(Stored records)
▬▬▬▬▬▬▬▬▬▬

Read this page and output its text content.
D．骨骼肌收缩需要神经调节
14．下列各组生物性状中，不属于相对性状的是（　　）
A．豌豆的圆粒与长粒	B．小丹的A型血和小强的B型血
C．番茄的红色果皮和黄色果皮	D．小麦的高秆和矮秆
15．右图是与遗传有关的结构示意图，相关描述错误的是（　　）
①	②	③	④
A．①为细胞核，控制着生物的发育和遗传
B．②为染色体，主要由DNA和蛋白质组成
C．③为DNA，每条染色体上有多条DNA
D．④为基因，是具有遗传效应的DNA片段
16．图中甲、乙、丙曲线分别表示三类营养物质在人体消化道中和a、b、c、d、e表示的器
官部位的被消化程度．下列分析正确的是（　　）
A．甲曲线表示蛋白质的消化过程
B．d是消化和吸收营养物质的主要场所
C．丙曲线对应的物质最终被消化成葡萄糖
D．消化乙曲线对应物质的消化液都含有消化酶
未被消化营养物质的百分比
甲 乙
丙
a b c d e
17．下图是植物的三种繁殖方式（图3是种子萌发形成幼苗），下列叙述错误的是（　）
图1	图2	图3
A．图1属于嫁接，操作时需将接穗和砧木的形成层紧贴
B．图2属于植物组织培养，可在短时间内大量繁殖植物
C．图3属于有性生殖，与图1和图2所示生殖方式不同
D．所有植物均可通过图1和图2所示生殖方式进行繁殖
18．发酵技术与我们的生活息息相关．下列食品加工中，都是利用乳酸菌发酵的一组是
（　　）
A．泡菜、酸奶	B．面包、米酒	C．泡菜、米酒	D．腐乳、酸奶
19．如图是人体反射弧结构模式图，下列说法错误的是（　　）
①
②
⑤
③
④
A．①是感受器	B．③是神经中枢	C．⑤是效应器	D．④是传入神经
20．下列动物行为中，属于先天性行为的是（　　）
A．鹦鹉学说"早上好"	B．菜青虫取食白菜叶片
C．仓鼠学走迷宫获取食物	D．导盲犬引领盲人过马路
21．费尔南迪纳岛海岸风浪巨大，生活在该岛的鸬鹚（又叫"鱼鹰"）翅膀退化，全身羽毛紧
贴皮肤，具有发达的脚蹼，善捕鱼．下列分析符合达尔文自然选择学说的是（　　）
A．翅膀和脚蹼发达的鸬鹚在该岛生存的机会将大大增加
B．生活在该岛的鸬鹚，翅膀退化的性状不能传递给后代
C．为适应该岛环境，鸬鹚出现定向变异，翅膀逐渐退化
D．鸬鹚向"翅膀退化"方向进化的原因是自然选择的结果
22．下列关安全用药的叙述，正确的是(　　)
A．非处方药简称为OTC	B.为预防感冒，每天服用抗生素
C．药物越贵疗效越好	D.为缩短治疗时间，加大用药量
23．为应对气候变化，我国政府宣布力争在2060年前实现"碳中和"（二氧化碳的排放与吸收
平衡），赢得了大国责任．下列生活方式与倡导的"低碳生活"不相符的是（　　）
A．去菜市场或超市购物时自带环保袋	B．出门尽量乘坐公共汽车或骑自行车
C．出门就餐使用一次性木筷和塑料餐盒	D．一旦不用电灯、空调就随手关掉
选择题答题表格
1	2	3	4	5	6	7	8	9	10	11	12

▬▬▬▬▬▬▬▬▬▬

YOUR INSTRUCTIONS:
Copy the material above, line for line.

FINISHED EXERCISE:
Read this page and output its text content.
D．骨骼肌收缩需要神经调节
14．下列各组生物性状中，不属于相对性状的是（　　）
A．豌豆的圆粒与长粒	B．小丹的A型血和小强的B型血
C．番茄的红色果皮和黄色果皮	D．小麦的高秆和矮秆
15．右图是与遗传有关的结构示意图，相关描述错误的是（　　）
①	②	③	④
A．①为细胞核，控制着生物的发育和遗传
B．②为染色体，主要由DNA和蛋白质组成
C．③为DNA，每条染色体上有多条DNA
D．④为基因，是具有遗传效应的DNA片段
16．图中甲、乙、丙曲线分别表示三类营养物质在人体消化道中和a、b、c、d、e表示的器
官部位的被消化程度．下列分析正确的是（　　）
A．甲曲线表示蛋白质的消化过程
B．d是消化和吸收营养物质的主要场所
C．丙曲线对应的物质最终被消化成葡萄糖
D．消化乙曲线对应物质的消化液都含有消化酶
未被消化营养物质的百分比
甲 乙
丙
a b c d e
17．下图是植物的三种繁殖方式（图3是种子萌发形成幼苗），下列叙述错误的是（　）
图1	图2	图3
A．图1属于嫁接，操作时需将接穗和砧木的形成层紧贴
B．图2属于植物组织培养，可在短时间内大量繁殖植物
C．图3属于有性生殖，与图1和图2所示生殖方式不同
D．所有植物均可通过图1和图2所示生殖方式进行繁殖
18．发酵技术与我们的生活息息相关．下列食品加工中，都是利用乳酸菌发酵的一组是
（　　）
A．泡菜、酸奶	B．面包、米酒	C．泡菜、米酒	D．腐乳、酸奶
19．如图是人体反射弧结构模式图，下列说法错误的是（　　）
①
②
⑤
③
④
A．①是感受器	B．③是神经中枢	C．⑤是效应器	D．④是传入神经
20．下列动物行为中，属于先天性行为的是（　　）
A．鹦鹉学说"早上好"	B．菜青虫取食白菜叶片
C．仓鼠学走迷宫获取食物	D．导盲犬引领盲人过马路
21．费尔南迪纳岛海岸风浪巨大，生活在该岛的鸬鹚（又叫"鱼鹰"）翅膀退化，全身羽毛紧
贴皮肤，具有发达的脚蹼，善捕鱼．下列分析符合达尔文自然选择学说的是（　　）
A．翅膀和脚蹼发达的鸬鹚在该岛生存的机会将大大增加
B．生活在该岛的鸬鹚，翅膀退化的性状不能传递给后代
C．为适应该岛环境，鸬鹚出现定向变异，翅膀逐渐退化
D．鸬鹚向"翅膀退化"方向进化的原因是自然选择的结果
22．下列关安全用药的叙述，正确的是(　　)
A．非处方药简称为OTC	B.为预防感冒，每天服用抗生素
C．药物越贵疗效越好	D.为缩短治疗时间，加大用药量
23．为应对气候变化，我国政府宣布力争在2060年前实现"碳中和"（二氧化碳的排放与吸收
平衡），赢得了大国责任．下列生活方式与倡导的"低碳生活"不相符的是（　　）
A．去菜市场或超市购物时自带环保袋	B．出门尽量乘坐公共汽车或骑自行车
C．出门就餐使用一次性木筷和塑料餐盒	D．一旦不用电灯、空调就随手关掉
选择题答题表格
1	2	3	4	5	6	7	8	9	10	11	12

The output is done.